━━━━━ DATA SHOWN
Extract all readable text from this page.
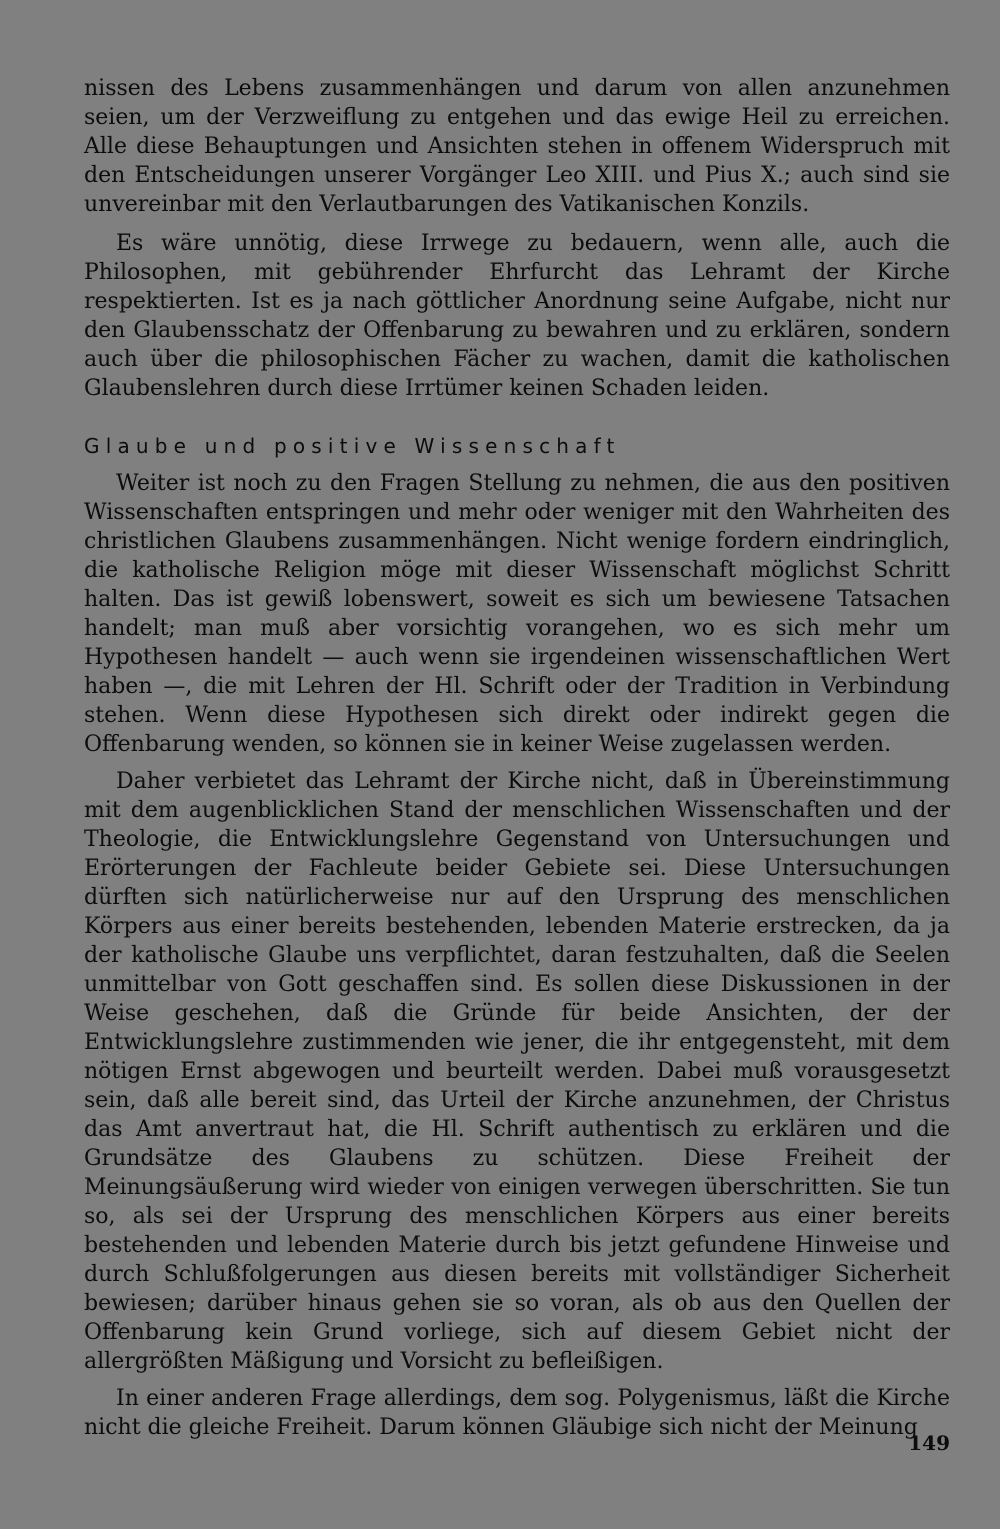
nissen des Lebens zusammenhängen und darum von allen anzunehmen seien, um der Verzweiflung zu entgehen und das ewige Heil zu erreichen. Alle diese Behauptungen und Ansichten stehen in offenem Widerspruch mit den Entscheidungen unserer Vorgänger Leo XIII. und Pius X.; auch sind sie unvereinbar mit den Verlautbarungen des Vatikanischen Konzils.

Es wäre unnötig, diese Irrwege zu bedauern, wenn alle, auch die Philosophen, mit gebührender Ehrfurcht das Lehramt der Kirche respektierten. Ist es ja nach göttlicher Anordnung seine Aufgabe, nicht nur den Glaubensschatz der Offenbarung zu bewahren und zu erklären, sondern auch über die philosophischen Fächer zu wachen, damit die katholischen Glaubenslehren durch diese Irrtümer keinen Schaden leiden.

Glaube und positive Wissenschaft

Weiter ist noch zu den Fragen Stellung zu nehmen, die aus den positiven Wissenschaften entspringen und mehr oder weniger mit den Wahrheiten des christlichen Glaubens zusammenhängen. Nicht wenige fordern eindringlich, die katholische Religion möge mit dieser Wissenschaft möglichst Schritt halten. Das ist gewiß lobenswert, soweit es sich um bewiesene Tatsachen handelt; man muß aber vorsichtig vorangehen, wo es sich mehr um Hypothesen handelt — auch wenn sie irgendeinen wissenschaftlichen Wert haben —, die mit Lehren der Hl. Schrift oder der Tradition in Verbindung stehen. Wenn diese Hypothesen sich direkt oder indirekt gegen die Offenbarung wenden, so können sie in keiner Weise zugelassen werden.

Daher verbietet das Lehramt der Kirche nicht, daß in Übereinstimmung mit dem augenblicklichen Stand der menschlichen Wissenschaften und der Theologie, die Entwicklungslehre Gegenstand von Untersuchungen und Erörterungen der Fachleute beider Gebiete sei. Diese Untersuchungen dürften sich natürlicherweise nur auf den Ursprung des menschlichen Körpers aus einer bereits bestehenden, lebenden Materie erstrecken, da ja der katholische Glaube uns verpflichtet, daran festzuhalten, daß die Seelen unmittelbar von Gott geschaffen sind. Es sollen diese Diskussionen in der Weise geschehen, daß die Gründe für beide Ansichten, der der Entwicklungslehre zustimmenden wie jener, die ihr entgegensteht, mit dem nötigen Ernst abgewogen und beurteilt werden. Dabei muß vorausgesetzt sein, daß alle bereit sind, das Urteil der Kirche anzunehmen, der Christus das Amt anvertraut hat, die Hl. Schrift authentisch zu erklären und die Grundsätze des Glaubens zu schützen. Diese Freiheit der Meinungsäußerung wird wieder von einigen verwegen überschritten. Sie tun so, als sei der Ursprung des menschlichen Körpers aus einer bereits bestehenden und lebenden Materie durch bis jetzt gefundene Hinweise und durch Schlußfolgerungen aus diesen bereits mit vollständiger Sicherheit bewiesen; darüber hinaus gehen sie so voran, als ob aus den Quellen der Offenbarung kein Grund vorliege, sich auf diesem Gebiet nicht der allergrößten Mäßigung und Vorsicht zu befleißigen.

In einer anderen Frage allerdings, dem sog. Polygenismus, läßt die Kirche nicht die gleiche Freiheit. Darum können Gläubige sich nicht der Meinung

149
━━━━━━━━━━
Without including any picture, repeat the data exactly.

RESPONSE TO THIS EXERCISE:
Extract all readable text from this page.
nissen des Lebens zusammenhängen und darum von allen anzunehmen seien, um der Verzweiflung zu entgehen und das ewige Heil zu erreichen. Alle diese Behauptungen und Ansichten stehen in offenem Widerspruch mit den Entscheidungen unserer Vorgänger Leo XIII. und Pius X.; auch sind sie unvereinbar mit den Verlautbarungen des Vatikanischen Konzils.

Es wäre unnötig, diese Irrwege zu bedauern, wenn alle, auch die Philosophen, mit gebührender Ehrfurcht das Lehramt der Kirche respektierten. Ist es ja nach göttlicher Anordnung seine Aufgabe, nicht nur den Glaubensschatz der Offenbarung zu bewahren und zu erklären, sondern auch über die philosophischen Fächer zu wachen, damit die katholischen Glaubenslehren durch diese Irrtümer keinen Schaden leiden.

Glaube und positive Wissenschaft

Weiter ist noch zu den Fragen Stellung zu nehmen, die aus den positiven Wissenschaften entspringen und mehr oder weniger mit den Wahrheiten des christlichen Glaubens zusammenhängen. Nicht wenige fordern eindringlich, die katholische Religion möge mit dieser Wissenschaft möglichst Schritt halten. Das ist gewiß lobenswert, soweit es sich um bewiesene Tatsachen handelt; man muß aber vorsichtig vorangehen, wo es sich mehr um Hypothesen handelt — auch wenn sie irgendeinen wissenschaftlichen Wert haben —, die mit Lehren der Hl. Schrift oder der Tradition in Verbindung stehen. Wenn diese Hypothesen sich direkt oder indirekt gegen die Offenbarung wenden, so können sie in keiner Weise zugelassen werden.

Daher verbietet das Lehramt der Kirche nicht, daß in Übereinstimmung mit dem augenblicklichen Stand der menschlichen Wissenschaften und der Theologie, die Entwicklungslehre Gegenstand von Untersuchungen und Erörterungen der Fachleute beider Gebiete sei. Diese Untersuchungen dürften sich natürlicherweise nur auf den Ursprung des menschlichen Körpers aus einer bereits bestehenden, lebenden Materie erstrecken, da ja der katholische Glaube uns verpflichtet, daran festzuhalten, daß die Seelen unmittelbar von Gott geschaffen sind. Es sollen diese Diskussionen in der Weise geschehen, daß die Gründe für beide Ansichten, der der Entwicklungslehre zustimmenden wie jener, die ihr entgegensteht, mit dem nötigen Ernst abgewogen und beurteilt werden. Dabei muß vorausgesetzt sein, daß alle bereit sind, das Urteil der Kirche anzunehmen, der Christus das Amt anvertraut hat, die Hl. Schrift authentisch zu erklären und die Grundsätze des Glaubens zu schützen. Diese Freiheit der Meinungsäußerung wird wieder von einigen verwegen überschritten. Sie tun so, als sei der Ursprung des menschlichen Körpers aus einer bereits bestehenden und lebenden Materie durch bis jetzt gefundene Hinweise und durch Schlußfolgerungen aus diesen bereits mit vollständiger Sicherheit bewiesen; darüber hinaus gehen sie so voran, als ob aus den Quellen der Offenbarung kein Grund vorliege, sich auf diesem Gebiet nicht der allergrößten Mäßigung und Vorsicht zu befleißigen.

In einer anderen Frage allerdings, dem sog. Polygenismus, läßt die Kirche nicht die gleiche Freiheit. Darum können Gläubige sich nicht der Meinung

149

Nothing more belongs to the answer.